- Prompt -
Copy every entry exactly, but skip the pictures.

Records from a data collection:
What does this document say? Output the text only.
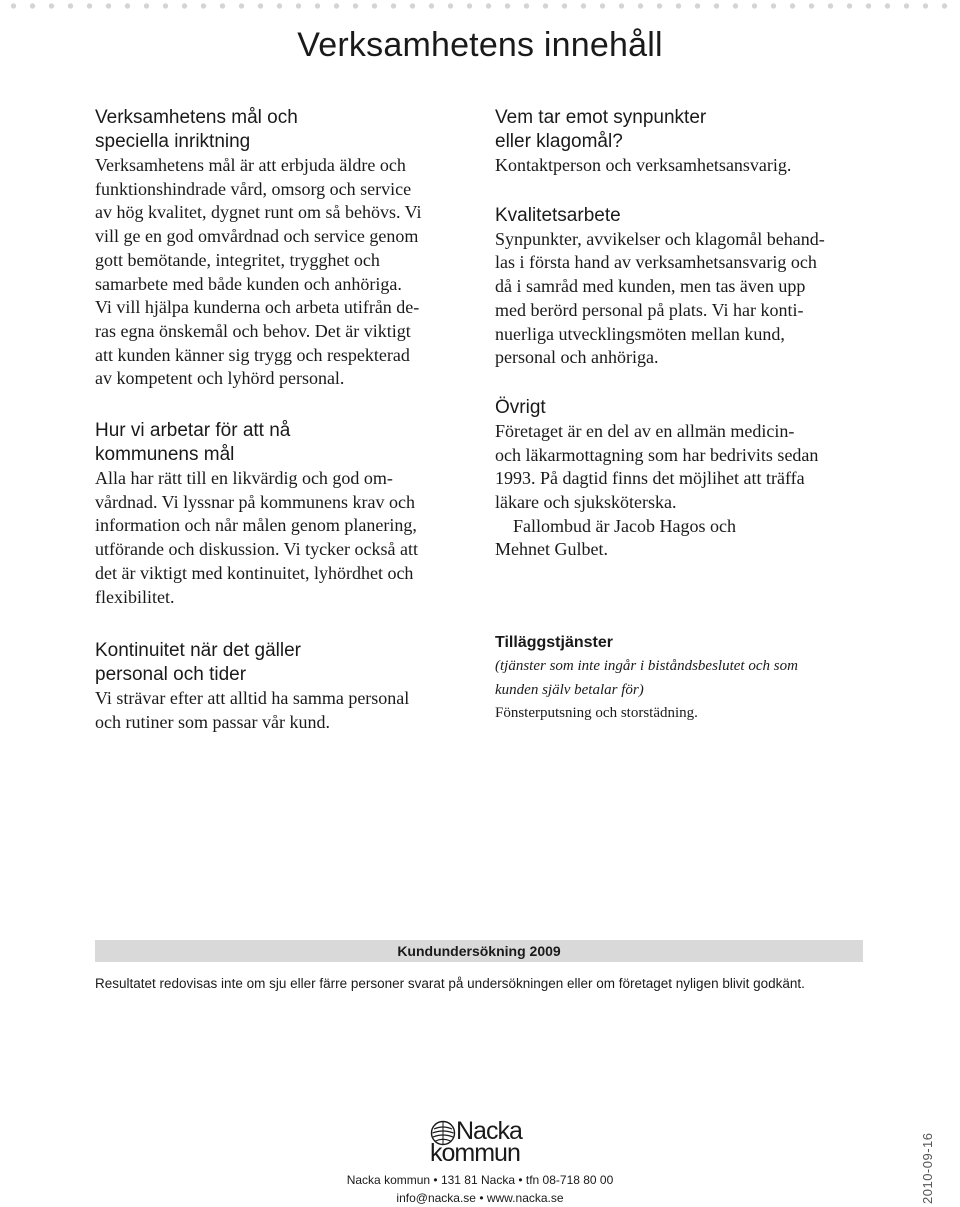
Verksamhetens innehåll
Verksamhetens mål och
speciella inriktning

Verksamhetens mål är att erbjuda äldre och
funktionshindrade vård, omsorg och service
av hög kvalitet, dygnet runt om så behövs. Vi
vill ge en god omvårdnad och service genom
gott bemötande, integritet, trygghet och
samarbete med både kunden och anhöriga.
Vi vill hjälpa kunderna och arbeta utifrån de-
ras egna önskemål och behov. Det är viktigt
att kunden känner sig trygg och respekterad
av kompetent och lyhörd personal.

Hur vi arbetar för att nå
kommunens mål

Alla har rätt till en likvärdig och god om-
vårdnad. Vi lyssnar på kommunens krav och
information och når målen genom planering,
utförande och diskussion. Vi tycker också att
det är viktigt med kontinuitet, lyhördhet och
flexibilitet.

Kontinuitet när det gäller
personal och tider

Vi strävar efter att alltid ha samma personal
och rutiner som passar vår kund.

Vem tar emot synpunkter
eller klagomål?

Kontaktperson och verksamhetsansvarig.

Kvalitetsarbete

Synpunkter, avvikelser och klagomål behand-
las i första hand av verksamhetsansvarig och
då i samråd med kunden, men tas även upp
med berörd personal på plats. Vi har konti-
nuerliga utvecklingsmöten mellan kund,
personal och anhöriga.

Övrigt

Företaget är en del av en allmän medicin-
och läkarmottagning som har bedrivits sedan
1993. På dagtid finns det möjlihet att träffa
läkare och sjuksköterska.

Fallombud är Jacob Hagos och
Mehnet Gulbet.

Tilläggstjänster

(tjänster som inte ingår i biståndsbeslutet och som
kunden själv betalar för)

Fönsterputsning och storstädning.

Kundundersökning 2009

Resultatet redovisas inte om sju eller färre personer svarat på undersökningen eller om företaget nyligen blivit godkänt.

Nacka
kommun
Nacka kommun • 131 81 Nacka • tfn 08-718 80 00
info@nacka.se • www.nacka.se	2010-09-16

- Exercise solution -
What does this document say? Output the text only.
Verksamhetens innehåll
Verksamhetens mål och
speciella inriktning

Verksamhetens mål är att erbjuda äldre och
funktionshindrade vård, omsorg och service
av hög kvalitet, dygnet runt om så behövs. Vi
vill ge en god omvårdnad och service genom
gott bemötande, integritet, trygghet och
samarbete med både kunden och anhöriga.
Vi vill hjälpa kunderna och arbeta utifrån de-
ras egna önskemål och behov. Det är viktigt
att kunden känner sig trygg och respekterad
av kompetent och lyhörd personal.

Hur vi arbetar för att nå
kommunens mål

Alla har rätt till en likvärdig och god om-
vårdnad. Vi lyssnar på kommunens krav och
information och når målen genom planering,
utförande och diskussion. Vi tycker också att
det är viktigt med kontinuitet, lyhördhet och
flexibilitet.

Kontinuitet när det gäller
personal och tider

Vi strävar efter att alltid ha samma personal
och rutiner som passar vår kund.

Vem tar emot synpunkter
eller klagomål?

Kontaktperson och verksamhetsansvarig.

Kvalitetsarbete

Synpunkter, avvikelser och klagomål behand-
las i första hand av verksamhetsansvarig och
då i samråd med kunden, men tas även upp
med berörd personal på plats. Vi har konti-
nuerliga utvecklingsmöten mellan kund,
personal och anhöriga.

Övrigt

Företaget är en del av en allmän medicin-
och läkarmottagning som har bedrivits sedan
1993. På dagtid finns det möjlihet att träffa
läkare och sjuksköterska.

Fallombud är Jacob Hagos och
Mehnet Gulbet.

Tilläggstjänster

(tjänster som inte ingår i biståndsbeslutet och som
kunden själv betalar för)

Fönsterputsning och storstädning.

Kundundersökning 2009

Resultatet redovisas inte om sju eller färre personer svarat på undersökningen eller om företaget nyligen blivit godkänt.

Nacka
kommun
Nacka kommun • 131 81 Nacka • tfn 08-718 80 00
info@nacka.se • www.nacka.se	2010-09-16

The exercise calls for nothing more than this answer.